PROBLEM TO WORK ON
Determine the number of lines in these entries that hold the word "Bloomberg". Give the number and nothing more.

DATASET EXCERPTS
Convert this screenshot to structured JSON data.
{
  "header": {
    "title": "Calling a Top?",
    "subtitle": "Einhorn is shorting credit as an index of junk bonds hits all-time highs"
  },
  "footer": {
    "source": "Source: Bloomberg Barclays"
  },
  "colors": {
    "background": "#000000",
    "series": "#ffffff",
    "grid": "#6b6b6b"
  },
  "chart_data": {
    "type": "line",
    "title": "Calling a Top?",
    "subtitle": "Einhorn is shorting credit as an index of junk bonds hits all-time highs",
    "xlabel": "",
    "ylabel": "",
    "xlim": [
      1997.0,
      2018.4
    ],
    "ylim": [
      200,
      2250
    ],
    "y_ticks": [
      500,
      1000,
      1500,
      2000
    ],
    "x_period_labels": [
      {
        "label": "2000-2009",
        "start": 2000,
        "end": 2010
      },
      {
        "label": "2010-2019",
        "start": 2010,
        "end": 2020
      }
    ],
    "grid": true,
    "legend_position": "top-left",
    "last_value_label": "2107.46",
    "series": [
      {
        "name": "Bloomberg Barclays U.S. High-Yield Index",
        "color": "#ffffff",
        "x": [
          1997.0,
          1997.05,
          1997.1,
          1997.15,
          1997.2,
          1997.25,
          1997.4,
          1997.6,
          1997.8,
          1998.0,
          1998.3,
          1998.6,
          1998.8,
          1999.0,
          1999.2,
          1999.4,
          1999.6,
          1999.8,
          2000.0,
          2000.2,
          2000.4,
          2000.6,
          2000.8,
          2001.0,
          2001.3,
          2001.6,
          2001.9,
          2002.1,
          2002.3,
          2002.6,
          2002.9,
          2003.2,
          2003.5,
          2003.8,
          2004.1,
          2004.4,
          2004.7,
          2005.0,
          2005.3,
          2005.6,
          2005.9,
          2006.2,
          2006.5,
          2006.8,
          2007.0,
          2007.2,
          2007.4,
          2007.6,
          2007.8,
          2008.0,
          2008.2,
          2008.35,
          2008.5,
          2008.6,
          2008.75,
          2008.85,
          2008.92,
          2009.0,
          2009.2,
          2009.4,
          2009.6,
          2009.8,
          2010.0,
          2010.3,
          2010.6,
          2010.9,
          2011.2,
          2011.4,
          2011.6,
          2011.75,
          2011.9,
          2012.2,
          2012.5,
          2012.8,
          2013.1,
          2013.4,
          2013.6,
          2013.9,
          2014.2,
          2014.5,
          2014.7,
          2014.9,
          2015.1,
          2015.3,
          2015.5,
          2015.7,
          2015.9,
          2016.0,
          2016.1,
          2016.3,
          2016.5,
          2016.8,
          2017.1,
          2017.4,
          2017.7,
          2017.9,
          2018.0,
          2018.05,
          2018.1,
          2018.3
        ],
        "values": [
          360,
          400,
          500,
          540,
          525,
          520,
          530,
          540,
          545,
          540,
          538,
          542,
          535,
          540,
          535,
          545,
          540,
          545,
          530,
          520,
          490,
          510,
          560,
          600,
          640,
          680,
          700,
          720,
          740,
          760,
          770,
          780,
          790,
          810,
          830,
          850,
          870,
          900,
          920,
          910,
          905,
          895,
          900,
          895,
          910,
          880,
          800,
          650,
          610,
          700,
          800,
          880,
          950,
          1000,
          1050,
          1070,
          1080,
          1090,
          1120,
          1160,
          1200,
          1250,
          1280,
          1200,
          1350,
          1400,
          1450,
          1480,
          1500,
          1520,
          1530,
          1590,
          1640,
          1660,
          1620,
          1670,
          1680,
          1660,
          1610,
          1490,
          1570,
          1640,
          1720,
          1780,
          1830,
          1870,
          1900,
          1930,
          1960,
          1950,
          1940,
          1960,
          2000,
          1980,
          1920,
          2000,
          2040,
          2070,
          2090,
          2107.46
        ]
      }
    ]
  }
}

FINAL RESULT
2